━━ Listing ━━

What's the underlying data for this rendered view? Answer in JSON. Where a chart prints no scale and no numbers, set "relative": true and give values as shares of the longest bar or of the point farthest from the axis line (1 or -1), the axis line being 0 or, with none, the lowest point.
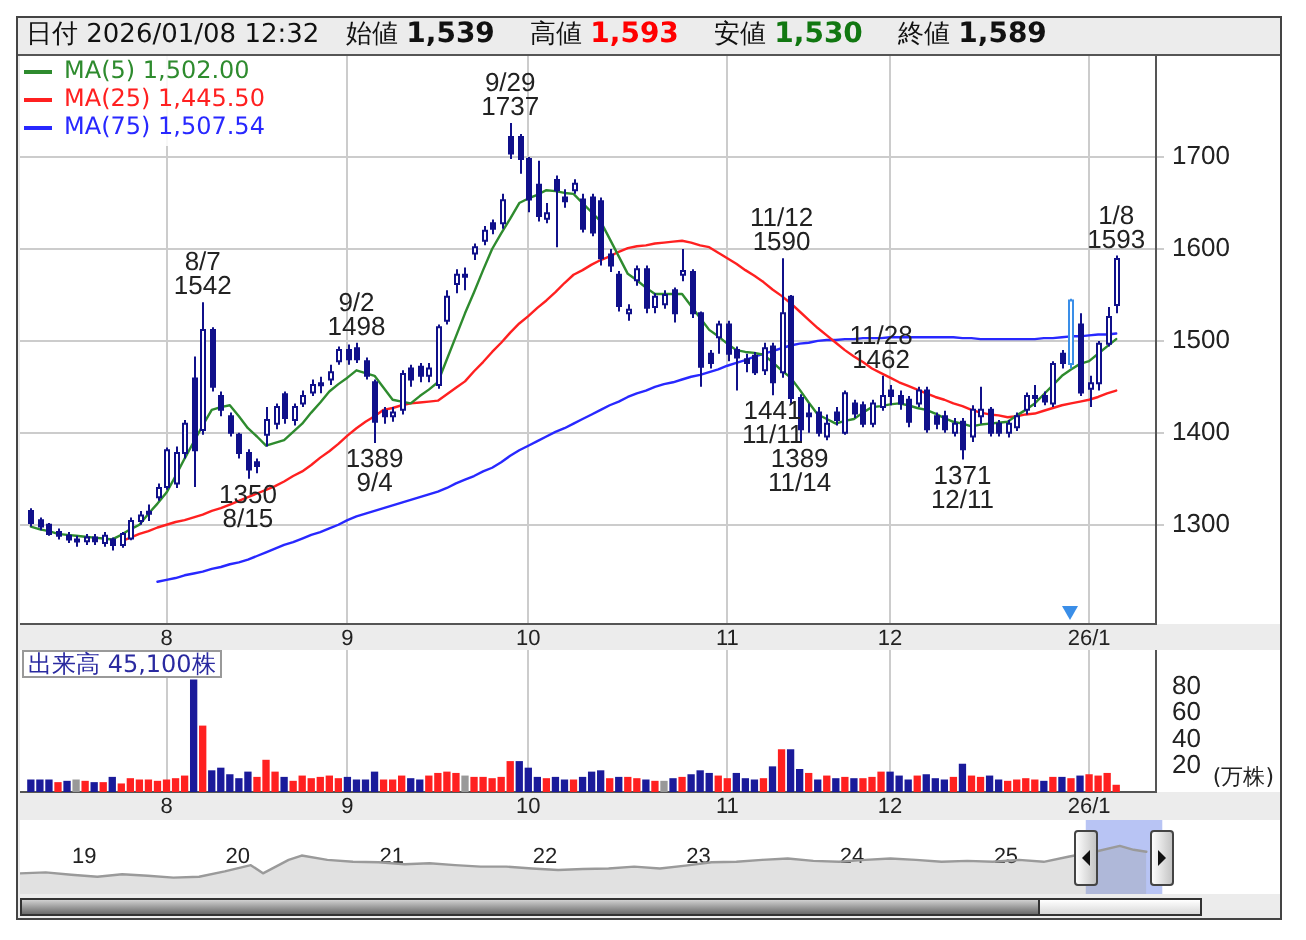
{
  "chart_data": [
    {
      "type": "candlestick",
      "title": "日付 2026/01/08 12:32",
      "annotations": [
        "始値 1,539",
        "高値 1,593",
        "安値 1,530",
        "終値 1,589",
        {
          "text": "8/7\n1542",
          "y": 1542
        },
        {
          "text": "1350\n8/15",
          "y": 1350
        },
        {
          "text": "9/2\n1498",
          "y": 1498
        },
        {
          "text": "1389\n9/4",
          "y": 1389
        },
        {
          "text": "9/29\n1737",
          "y": 1737
        },
        {
          "text": "1441\n11/11",
          "y": 1441
        },
        {
          "text": "11/12\n1590",
          "y": 1590
        },
        {
          "text": "1389\n11/14",
          "y": 1389
        },
        {
          "text": "11/28\n1462",
          "y": 1462
        },
        {
          "text": "1371\n12/11",
          "y": 1371
        },
        {
          "text": "1/8\n1593",
          "y": 1593
        }
      ],
      "categories": [
        null,
        null,
        null,
        null,
        null,
        null,
        null,
        null,
        null,
        null,
        null,
        null,
        null,
        null,
        null,
        "8",
        null,
        null,
        null,
        null,
        null,
        null,
        null,
        null,
        null,
        null,
        null,
        null,
        null,
        null,
        null,
        null,
        null,
        null,
        null,
        "9",
        null,
        null,
        null,
        null,
        null,
        null,
        null,
        null,
        null,
        null,
        null,
        null,
        null,
        null,
        null,
        null,
        null,
        null,
        null,
        "10",
        null,
        null,
        null,
        null,
        null,
        null,
        null,
        null,
        null,
        null,
        null,
        null,
        null,
        null,
        null,
        null,
        null,
        null,
        null,
        null,
        null,
        "11",
        null,
        null,
        null,
        null,
        null,
        null,
        null,
        null,
        null,
        null,
        null,
        null,
        null,
        null,
        null,
        null,
        null,
        "12",
        null,
        null,
        null,
        null,
        null,
        null,
        null,
        null,
        null,
        null,
        null,
        null,
        null,
        null,
        null,
        null,
        null,
        null,
        null,
        null,
        null,
        "26/1",
        null,
        null,
        null
      ],
      "ohlc": [
        [
          1315,
          1318,
          1298,
          1302
        ],
        [
          1305,
          1308,
          1294,
          1298
        ],
        [
          1300,
          1302,
          1288,
          1290
        ],
        [
          1292,
          1296,
          1284,
          1288
        ],
        [
          1288,
          1292,
          1280,
          1284
        ],
        [
          1284,
          1288,
          1276,
          1282
        ],
        [
          1282,
          1290,
          1278,
          1286
        ],
        [
          1286,
          1290,
          1278,
          1282
        ],
        [
          1280,
          1292,
          1276,
          1288
        ],
        [
          1284,
          1286,
          1272,
          1278
        ],
        [
          1278,
          1292,
          1275,
          1290
        ],
        [
          1285,
          1308,
          1283,
          1304
        ],
        [
          1304,
          1315,
          1300,
          1310
        ],
        [
          1312,
          1322,
          1304,
          1314
        ],
        [
          1330,
          1345,
          1326,
          1340
        ],
        [
          1341,
          1384,
          1338,
          1381
        ],
        [
          1345,
          1385,
          1340,
          1378
        ],
        [
          1378,
          1414,
          1372,
          1410
        ],
        [
          1459,
          1483,
          1341,
          1381
        ],
        [
          1403,
          1542,
          1398,
          1512
        ],
        [
          1512,
          1515,
          1445,
          1450
        ],
        [
          1440,
          1445,
          1418,
          1425
        ],
        [
          1418,
          1422,
          1396,
          1400
        ],
        [
          1398,
          1400,
          1372,
          1378
        ],
        [
          1378,
          1382,
          1350,
          1360
        ],
        [
          1368,
          1372,
          1356,
          1364
        ],
        [
          1398,
          1428,
          1385,
          1414
        ],
        [
          1410,
          1432,
          1404,
          1428
        ],
        [
          1442,
          1445,
          1410,
          1416
        ],
        [
          1414,
          1432,
          1408,
          1428
        ],
        [
          1432,
          1446,
          1428,
          1440
        ],
        [
          1444,
          1458,
          1440,
          1452
        ],
        [
          1452,
          1461,
          1443,
          1454
        ],
        [
          1458,
          1474,
          1452,
          1466
        ],
        [
          1478,
          1494,
          1474,
          1490
        ],
        [
          1490,
          1496,
          1474,
          1480
        ],
        [
          1492,
          1498,
          1476,
          1480
        ],
        [
          1478,
          1482,
          1458,
          1462
        ],
        [
          1455,
          1458,
          1389,
          1412
        ],
        [
          1424,
          1428,
          1410,
          1418
        ],
        [
          1418,
          1428,
          1412,
          1422
        ],
        [
          1425,
          1468,
          1420,
          1464
        ],
        [
          1470,
          1474,
          1450,
          1458
        ],
        [
          1472,
          1476,
          1455,
          1462
        ],
        [
          1462,
          1476,
          1455,
          1470
        ],
        [
          1452,
          1518,
          1448,
          1515
        ],
        [
          1522,
          1555,
          1518,
          1548
        ],
        [
          1562,
          1578,
          1552,
          1572
        ],
        [
          1570,
          1580,
          1555,
          1572
        ],
        [
          1595,
          1606,
          1588,
          1602
        ],
        [
          1609,
          1625,
          1604,
          1620
        ],
        [
          1628,
          1632,
          1616,
          1622
        ],
        [
          1628,
          1660,
          1622,
          1653
        ],
        [
          1722,
          1737,
          1698,
          1704
        ],
        [
          1722,
          1725,
          1682,
          1698
        ],
        [
          1698,
          1700,
          1640,
          1654
        ],
        [
          1670,
          1696,
          1630,
          1636
        ],
        [
          1633,
          1650,
          1628,
          1639
        ],
        [
          1675,
          1680,
          1602,
          1664
        ],
        [
          1656,
          1665,
          1645,
          1652
        ],
        [
          1664,
          1676,
          1660,
          1671
        ],
        [
          1654,
          1660,
          1618,
          1622
        ],
        [
          1656,
          1660,
          1614,
          1618
        ],
        [
          1652,
          1656,
          1582,
          1590
        ],
        [
          1594,
          1600,
          1575,
          1582
        ],
        [
          1572,
          1576,
          1532,
          1538
        ],
        [
          1530,
          1540,
          1522,
          1534
        ],
        [
          1566,
          1582,
          1560,
          1578
        ],
        [
          1578,
          1582,
          1530,
          1536
        ],
        [
          1537,
          1552,
          1530,
          1548
        ],
        [
          1540,
          1555,
          1535,
          1550
        ],
        [
          1555,
          1558,
          1520,
          1530
        ],
        [
          1572,
          1600,
          1565,
          1576
        ],
        [
          1575,
          1578,
          1525,
          1530
        ],
        [
          1530,
          1532,
          1450,
          1472
        ],
        [
          1486,
          1490,
          1470,
          1476
        ],
        [
          1504,
          1522,
          1486,
          1518
        ],
        [
          1518,
          1522,
          1478,
          1486
        ],
        [
          1490,
          1494,
          1446,
          1482
        ],
        [
          1480,
          1486,
          1466,
          1476
        ],
        [
          1484,
          1488,
          1463,
          1466
        ],
        [
          1468,
          1498,
          1463,
          1492
        ],
        [
          1494,
          1498,
          1441,
          1455
        ],
        [
          1466,
          1590,
          1460,
          1530
        ],
        [
          1548,
          1550,
          1432,
          1438
        ],
        [
          1438,
          1442,
          1389,
          1404
        ],
        [
          1421,
          1432,
          1400,
          1418
        ],
        [
          1422,
          1428,
          1396,
          1400
        ],
        [
          1396,
          1420,
          1392,
          1410
        ],
        [
          1422,
          1428,
          1408,
          1414
        ],
        [
          1400,
          1446,
          1398,
          1443
        ],
        [
          1432,
          1436,
          1416,
          1421
        ],
        [
          1430,
          1434,
          1406,
          1410
        ],
        [
          1410,
          1436,
          1406,
          1432
        ],
        [
          1428,
          1462,
          1424,
          1440
        ],
        [
          1446,
          1452,
          1430,
          1440
        ],
        [
          1440,
          1446,
          1425,
          1432
        ],
        [
          1436,
          1440,
          1406,
          1412
        ],
        [
          1432,
          1450,
          1428,
          1446
        ],
        [
          1446,
          1450,
          1400,
          1404
        ],
        [
          1418,
          1422,
          1404,
          1410
        ],
        [
          1418,
          1424,
          1400,
          1404
        ],
        [
          1400,
          1416,
          1396,
          1410
        ],
        [
          1412,
          1416,
          1371,
          1382
        ],
        [
          1396,
          1430,
          1390,
          1425
        ],
        [
          1418,
          1450,
          1410,
          1425
        ],
        [
          1425,
          1428,
          1396,
          1400
        ],
        [
          1410,
          1414,
          1396,
          1400
        ],
        [
          1400,
          1414,
          1395,
          1410
        ],
        [
          1406,
          1422,
          1402,
          1418
        ],
        [
          1425,
          1444,
          1420,
          1440
        ],
        [
          1438,
          1452,
          1428,
          1440
        ],
        [
          1440,
          1445,
          1430,
          1434
        ],
        [
          1432,
          1478,
          1428,
          1475
        ],
        [
          1486,
          1490,
          1470,
          1476
        ],
        [
          1475,
          1546,
          1470,
          1544
        ],
        [
          1518,
          1530,
          1440,
          1444
        ],
        [
          1448,
          1462,
          1428,
          1454
        ],
        [
          1454,
          1500,
          1446,
          1497
        ],
        [
          1497,
          1537,
          1494,
          1526
        ],
        [
          1539,
          1593,
          1530,
          1589
        ]
      ],
      "colors": [
        "#10108a",
        "#10108a",
        "#10108a",
        "#10108a",
        "#10108a",
        "#10108a",
        "#10108a",
        "#10108a",
        "#10108a",
        "#10108a",
        "#10108a",
        "#10108a",
        "#10108a",
        "#10108a",
        "#10108a",
        "#10108a",
        "#10108a",
        "#10108a",
        "#10108a",
        "#10108a",
        "#10108a",
        "#10108a",
        "#10108a",
        "#10108a",
        "#10108a",
        "#10108a",
        "#10108a",
        "#10108a",
        "#10108a",
        "#10108a",
        "#10108a",
        "#10108a",
        "#10108a",
        "#10108a",
        "#10108a",
        "#10108a",
        "#10108a",
        "#10108a",
        "#10108a",
        "#10108a",
        "#10108a",
        "#10108a",
        "#10108a",
        "#10108a",
        "#10108a",
        "#10108a",
        "#10108a",
        "#10108a",
        "#10108a",
        "#10108a",
        "#10108a",
        "#10108a",
        "#10108a",
        "#10108a",
        "#10108a",
        "#10108a",
        "#10108a",
        "#10108a",
        "#10108a",
        "#10108a",
        "#10108a",
        "#10108a",
        "#10108a",
        "#10108a",
        "#10108a",
        "#10108a",
        "#10108a",
        "#10108a",
        "#10108a",
        "#10108a",
        "#10108a",
        "#10108a",
        "#10108a",
        "#10108a",
        "#10108a",
        "#10108a",
        "#10108a",
        "#10108a",
        "#10108a",
        "#10108a",
        "#10108a",
        "#10108a",
        "#10108a",
        "#10108a",
        "#10108a",
        "#10108a",
        "#10108a",
        "#10108a",
        "#10108a",
        "#10108a",
        "#10108a",
        "#10108a",
        "#10108a",
        "#10108a",
        "#10108a",
        "#10108a",
        "#10108a",
        "#10108a",
        "#10108a",
        "#10108a",
        "#10108a",
        "#10108a",
        "#10108a",
        "#10108a",
        "#10108a",
        "#10108a",
        "#10108a",
        "#10108a",
        "#10108a",
        "#10108a",
        "#10108a",
        "#10108a",
        "#10108a",
        "#10108a",
        "#10108a",
        "#3a8ee8",
        "#10108a",
        "#10108a",
        "#10108a",
        "#10108a",
        "#10108a"
      ],
      "series": [
        {
          "type": "line",
          "name": "MA(5) 1,502.00",
          "color": "#2e8b2e",
          "values": [
            1298,
            1295,
            1293,
            1290,
            1289,
            1288,
            1287,
            1286,
            1285,
            1284,
            1289,
            1295,
            1300,
            1312,
            1323,
            1335,
            1353,
            1372,
            1390,
            1408,
            1425,
            1428,
            1430,
            1418,
            1405,
            1396,
            1386,
            1389,
            1392,
            1401,
            1410,
            1422,
            1433,
            1445,
            1453,
            1460,
            1468,
            1465,
            1462,
            1449,
            1436,
            1434,
            1432,
            1440,
            1447,
            1455,
            1480,
            1505,
            1530,
            1553,
            1577,
            1600,
            1617,
            1633,
            1650,
            1655,
            1659,
            1664,
            1663,
            1661,
            1660,
            1650,
            1640,
            1630,
            1611,
            1592,
            1573,
            1566,
            1558,
            1551,
            1551,
            1551,
            1551,
            1538,
            1525,
            1512,
            1505,
            1497,
            1490,
            1488,
            1487,
            1485,
            1477,
            1468,
            1460,
            1447,
            1433,
            1420,
            1415,
            1410,
            1413,
            1415,
            1422,
            1428,
            1429,
            1431,
            1432,
            1430,
            1427,
            1425,
            1421,
            1416,
            1412,
            1410,
            1407,
            1409,
            1410,
            1411,
            1412,
            1419,
            1425,
            1432,
            1442,
            1452,
            1462,
            1469,
            1475,
            1478,
            1486,
            1494,
            1502
          ]
        },
        {
          "type": "line",
          "name": "MA(25) 1,445.50",
          "color": "#ff2020",
          "values": [
            null,
            null,
            null,
            null,
            null,
            null,
            null,
            null,
            null,
            null,
            1282,
            1286,
            1290,
            1293,
            1297,
            1300,
            1303,
            1305,
            1308,
            1311,
            1315,
            1318,
            1322,
            1326,
            1330,
            1334,
            1338,
            1342,
            1347,
            1353,
            1358,
            1365,
            1373,
            1380,
            1388,
            1397,
            1405,
            1412,
            1418,
            1425,
            1427,
            1430,
            1432,
            1433,
            1434,
            1435,
            1442,
            1449,
            1456,
            1467,
            1477,
            1488,
            1498,
            1509,
            1519,
            1527,
            1536,
            1544,
            1553,
            1563,
            1572,
            1577,
            1583,
            1588,
            1592,
            1597,
            1601,
            1603,
            1604,
            1606,
            1607,
            1608,
            1609,
            1607,
            1604,
            1602,
            1596,
            1590,
            1584,
            1577,
            1571,
            1564,
            1556,
            1549,
            1541,
            1532,
            1523,
            1514,
            1506,
            1498,
            1490,
            1483,
            1477,
            1470,
            1465,
            1460,
            1455,
            1451,
            1447,
            1443,
            1439,
            1436,
            1432,
            1429,
            1425,
            1422,
            1420,
            1419,
            1417,
            1418,
            1420,
            1421,
            1424,
            1427,
            1430,
            1432,
            1434,
            1436,
            1439,
            1443,
            1446
          ]
        },
        {
          "type": "line",
          "name": "MA(75) 1,507.54",
          "color": "#2828ff",
          "values": [
            null,
            null,
            null,
            null,
            null,
            null,
            null,
            null,
            null,
            null,
            null,
            null,
            null,
            null,
            1238,
            1240,
            1242,
            1245,
            1247,
            1249,
            1252,
            1254,
            1257,
            1259,
            1262,
            1266,
            1270,
            1274,
            1278,
            1281,
            1285,
            1289,
            1292,
            1296,
            1300,
            1305,
            1309,
            1312,
            1315,
            1318,
            1321,
            1324,
            1327,
            1330,
            1333,
            1336,
            1340,
            1345,
            1349,
            1353,
            1358,
            1362,
            1368,
            1375,
            1381,
            1386,
            1391,
            1396,
            1401,
            1405,
            1410,
            1415,
            1420,
            1425,
            1430,
            1434,
            1439,
            1443,
            1446,
            1450,
            1453,
            1455,
            1458,
            1461,
            1463,
            1466,
            1469,
            1473,
            1476,
            1479,
            1483,
            1486,
            1489,
            1492,
            1495,
            1497,
            1498,
            1500,
            1501,
            1501,
            1502,
            1502,
            1503,
            1503,
            1503,
            1504,
            1504,
            1504,
            1504,
            1504,
            1504,
            1504,
            1504,
            1503,
            1503,
            1502,
            1502,
            1502,
            1502,
            1502,
            1502,
            1502,
            1503,
            1503,
            1504,
            1505,
            1505,
            1506,
            1507,
            1507,
            1508
          ]
        }
      ],
      "ylim": [
        1192,
        1810
      ],
      "yticks": [
        1300,
        1400,
        1500,
        1600,
        1700
      ],
      "grid": true,
      "legend": "top left"
    },
    {
      "type": "bar",
      "title": "出来高 45,100株",
      "ylabel": "(万株)",
      "categories": [
        null,
        null,
        null,
        null,
        null,
        null,
        null,
        null,
        null,
        null,
        null,
        null,
        null,
        null,
        null,
        "8",
        null,
        null,
        null,
        null,
        null,
        null,
        null,
        null,
        null,
        null,
        null,
        null,
        null,
        null,
        null,
        null,
        null,
        null,
        null,
        "9",
        null,
        null,
        null,
        null,
        null,
        null,
        null,
        null,
        null,
        null,
        null,
        null,
        null,
        null,
        null,
        null,
        null,
        null,
        null,
        "10",
        null,
        null,
        null,
        null,
        null,
        null,
        null,
        null,
        null,
        null,
        null,
        null,
        null,
        null,
        null,
        null,
        null,
        null,
        null,
        null,
        null,
        "11",
        null,
        null,
        null,
        null,
        null,
        null,
        null,
        null,
        null,
        null,
        null,
        null,
        null,
        null,
        null,
        null,
        null,
        "12",
        null,
        null,
        null,
        null,
        null,
        null,
        null,
        null,
        null,
        null,
        null,
        null,
        null,
        null,
        null,
        null,
        null,
        null,
        null,
        null,
        null,
        "26/1",
        null,
        null,
        null
      ],
      "values": [
        9,
        9,
        9,
        7,
        8,
        9,
        8,
        7,
        7,
        11,
        6,
        10,
        9,
        9,
        8,
        9,
        10,
        12,
        85,
        50,
        16,
        18,
        13,
        10,
        15,
        11,
        24,
        15,
        11,
        8,
        12,
        10,
        11,
        12,
        10,
        11,
        9,
        9,
        15,
        9,
        9,
        12,
        10,
        9,
        12,
        14,
        15,
        14,
        12,
        11,
        11,
        10,
        11,
        23,
        23,
        18,
        11,
        10,
        11,
        9,
        9,
        11,
        15,
        16,
        10,
        11,
        11,
        10,
        9,
        8,
        8,
        10,
        11,
        13,
        16,
        14,
        12,
        10,
        14,
        10,
        9,
        10,
        19,
        32,
        32,
        17,
        14,
        9,
        12,
        10,
        11,
        10,
        10,
        11,
        15,
        15,
        12,
        9,
        12,
        13,
        10,
        9,
        11,
        21,
        12,
        11,
        12,
        9,
        8,
        9,
        10,
        9,
        8,
        11,
        11,
        10,
        12,
        13,
        12,
        14,
        5
      ],
      "colors": [
        "#1a1a9a",
        "#1a1a9a",
        "#1a1a9a",
        "#ff2020",
        "#1a1a9a",
        "#999999",
        "#ff2020",
        "#1a1a9a",
        "#ff2020",
        "#1a1a9a",
        "#ff2020",
        "#ff2020",
        "#ff2020",
        "#ff2020",
        "#ff2020",
        "#ff2020",
        "#ff2020",
        "#ff2020",
        "#1a1a9a",
        "#ff2020",
        "#1a1a9a",
        "#1a1a9a",
        "#1a1a9a",
        "#1a1a9a",
        "#1a1a9a",
        "#ff2020",
        "#ff2020",
        "#ff2020",
        "#1a1a9a",
        "#ff2020",
        "#ff2020",
        "#ff2020",
        "#ff2020",
        "#ff2020",
        "#ff2020",
        "#1a1a9a",
        "#1a1a9a",
        "#1a1a9a",
        "#1a1a9a",
        "#ff2020",
        "#ff2020",
        "#ff2020",
        "#1a1a9a",
        "#1a1a9a",
        "#ff2020",
        "#ff2020",
        "#ff2020",
        "#ff2020",
        "#999999",
        "#ff2020",
        "#ff2020",
        "#ff2020",
        "#ff2020",
        "#ff2020",
        "#1a1a9a",
        "#1a1a9a",
        "#1a1a9a",
        "#ff2020",
        "#1a1a9a",
        "#1a1a9a",
        "#ff2020",
        "#1a1a9a",
        "#1a1a9a",
        "#1a1a9a",
        "#ff2020",
        "#1a1a9a",
        "#ff2020",
        "#ff2020",
        "#1a1a9a",
        "#ff2020",
        "#999999",
        "#1a1a9a",
        "#ff2020",
        "#1a1a9a",
        "#1a1a9a",
        "#1a1a9a",
        "#ff2020",
        "#ff2020",
        "#1a1a9a",
        "#1a1a9a",
        "#1a1a9a",
        "#ff2020",
        "#1a1a9a",
        "#ff2020",
        "#1a1a9a",
        "#1a1a9a",
        "#ff2020",
        "#1a1a9a",
        "#ff2020",
        "#1a1a9a",
        "#ff2020",
        "#1a1a9a",
        "#ff2020",
        "#ff2020",
        "#ff2020",
        "#1a1a9a",
        "#1a1a9a",
        "#1a1a9a",
        "#ff2020",
        "#1a1a9a",
        "#1a1a9a",
        "#1a1a9a",
        "#ff2020",
        "#1a1a9a",
        "#ff2020",
        "#ff2020",
        "#1a1a9a",
        "#1a1a9a",
        "#ff2020",
        "#ff2020",
        "#ff2020",
        "#ff2020",
        "#1a1a9a",
        "#ff2020",
        "#1a1a9a",
        "#ff2020",
        "#1a1a9a",
        "#ff2020",
        "#ff2020",
        "#ff2020",
        "#ff2020"
      ],
      "ylim": [
        0,
        108
      ],
      "yticks": [
        20,
        40,
        60,
        80
      ],
      "grid": "x"
    },
    {
      "type": "area",
      "relative": true,
      "color": "#9a9a9a",
      "x": [
        "2018-08",
        "2018-10",
        "2018-12",
        "2019-02",
        "2019-04",
        "2019-06",
        "2019-08",
        "2019-10",
        "2019-12",
        "2020-02",
        "2020-03",
        "2020-05",
        "2020-06",
        "2020-08",
        "2020-10",
        "2020-12",
        "2021-02",
        "2021-04",
        "2021-06",
        "2021-08",
        "2021-10",
        "2021-12",
        "2022-02",
        "2022-04",
        "2022-06",
        "2022-08",
        "2022-10",
        "2022-12",
        "2023-02",
        "2023-04",
        "2023-06",
        "2023-08",
        "2023-10",
        "2023-12",
        "2024-02",
        "2024-04",
        "2024-06",
        "2024-08",
        "2024-10",
        "2024-12",
        "2025-02",
        "2025-04",
        "2025-06",
        "2025-08",
        "2025-09-29",
        "2025-11",
        "2025-12"
      ],
      "values": [
        0.43,
        0.45,
        0.4,
        0.36,
        0.41,
        0.38,
        0.34,
        0.36,
        0.47,
        0.6,
        0.43,
        0.71,
        0.8,
        0.71,
        0.67,
        0.66,
        0.62,
        0.64,
        0.6,
        0.57,
        0.57,
        0.53,
        0.5,
        0.52,
        0.53,
        0.57,
        0.53,
        0.59,
        0.66,
        0.67,
        0.71,
        0.74,
        0.69,
        0.67,
        0.71,
        0.74,
        0.71,
        0.67,
        0.69,
        0.67,
        0.71,
        0.67,
        0.78,
        0.88,
        1,
        0.92,
        0.88
      ],
      "xlim": [
        "2018-08-01",
        "2026-10-15"
      ],
      "xticks": [
        {
          "value": "2019-01-01",
          "label": "19"
        },
        {
          "value": "2020-01-01",
          "label": "20"
        },
        {
          "value": "2021-01-01",
          "label": "21"
        },
        {
          "value": "2022-01-01",
          "label": "22"
        },
        {
          "value": "2023-01-01",
          "label": "23"
        },
        {
          "value": "2024-01-01",
          "label": "24"
        },
        {
          "value": "2025-01-01",
          "label": "25"
        }
      ],
      "bands": [
        {
          "axis": "x",
          "from": "2025-07-10",
          "to": "2026-01-08",
          "color": "#b8c4f4"
        }
      ]
    }
  ]
}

━━━

--- Aim ---
Find the lines containing "name" and pull them out.

--- Result below ---
          "name": "MA(5) 1,502.00",
          "name": "MA(25) 1,445.50",
          "name": "MA(75) 1,507.54",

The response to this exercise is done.